** Begin **
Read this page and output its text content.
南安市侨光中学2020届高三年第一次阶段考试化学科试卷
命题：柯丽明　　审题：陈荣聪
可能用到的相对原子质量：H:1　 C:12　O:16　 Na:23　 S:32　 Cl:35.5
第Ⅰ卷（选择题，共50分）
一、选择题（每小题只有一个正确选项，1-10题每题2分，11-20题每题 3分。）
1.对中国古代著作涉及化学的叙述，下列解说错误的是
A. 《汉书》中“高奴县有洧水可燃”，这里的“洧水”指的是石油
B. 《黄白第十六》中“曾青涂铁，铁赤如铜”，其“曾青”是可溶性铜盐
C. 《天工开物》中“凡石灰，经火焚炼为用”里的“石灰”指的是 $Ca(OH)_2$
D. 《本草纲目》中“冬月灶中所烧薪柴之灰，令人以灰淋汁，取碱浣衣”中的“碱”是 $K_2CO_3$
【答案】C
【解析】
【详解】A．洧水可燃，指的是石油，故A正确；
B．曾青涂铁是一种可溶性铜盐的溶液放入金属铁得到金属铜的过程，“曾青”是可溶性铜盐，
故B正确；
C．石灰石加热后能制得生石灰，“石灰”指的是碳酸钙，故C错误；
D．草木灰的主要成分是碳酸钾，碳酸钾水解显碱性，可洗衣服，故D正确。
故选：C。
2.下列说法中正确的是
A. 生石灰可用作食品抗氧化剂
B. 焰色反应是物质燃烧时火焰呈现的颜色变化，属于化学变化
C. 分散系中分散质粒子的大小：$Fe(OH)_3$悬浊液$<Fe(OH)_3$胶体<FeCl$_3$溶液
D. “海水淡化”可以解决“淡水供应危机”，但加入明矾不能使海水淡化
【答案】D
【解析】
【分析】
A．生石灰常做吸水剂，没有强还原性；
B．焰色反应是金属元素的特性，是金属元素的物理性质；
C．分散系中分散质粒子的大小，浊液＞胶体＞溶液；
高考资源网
** End **
= PROBLEM DETAILS =
Write out the full listing, keeping every line exactly as it is.

= TASK RESPONSE =
Read this page and output its text content.
南安市侨光中学2020届高三年第一次阶段考试化学科试卷
命题：柯丽明　　审题：陈荣聪
可能用到的相对原子质量：H:1　 C:12　O:16　 Na:23　 S:32　 Cl:35.5
第Ⅰ卷（选择题，共50分）
一、选择题（每小题只有一个正确选项，1-10题每题2分，11-20题每题 3分。）
1.对中国古代著作涉及化学的叙述，下列解说错误的是
A. 《汉书》中“高奴县有洧水可燃”，这里的“洧水”指的是石油
B. 《黄白第十六》中“曾青涂铁，铁赤如铜”，其“曾青”是可溶性铜盐
C. 《天工开物》中“凡石灰，经火焚炼为用”里的“石灰”指的是 $Ca(OH)_2$
D. 《本草纲目》中“冬月灶中所烧薪柴之灰，令人以灰淋汁，取碱浣衣”中的“碱”是 $K_2CO_3$
【答案】C
【解析】
【详解】A．洧水可燃，指的是石油，故A正确；
B．曾青涂铁是一种可溶性铜盐的溶液放入金属铁得到金属铜的过程，“曾青”是可溶性铜盐，
故B正确；
C．石灰石加热后能制得生石灰，“石灰”指的是碳酸钙，故C错误；
D．草木灰的主要成分是碳酸钾，碳酸钾水解显碱性，可洗衣服，故D正确。
故选：C。
2.下列说法中正确的是
A. 生石灰可用作食品抗氧化剂
B. 焰色反应是物质燃烧时火焰呈现的颜色变化，属于化学变化
C. 分散系中分散质粒子的大小：$Fe(OH)_3$悬浊液$<Fe(OH)_3$胶体<FeCl$_3$溶液
D. “海水淡化”可以解决“淡水供应危机”，但加入明矾不能使海水淡化
【答案】D
【解析】
【分析】
A．生石灰常做吸水剂，没有强还原性；
B．焰色反应是金属元素的特性，是金属元素的物理性质；
C．分散系中分散质粒子的大小，浊液＞胶体＞溶液；
高考资源网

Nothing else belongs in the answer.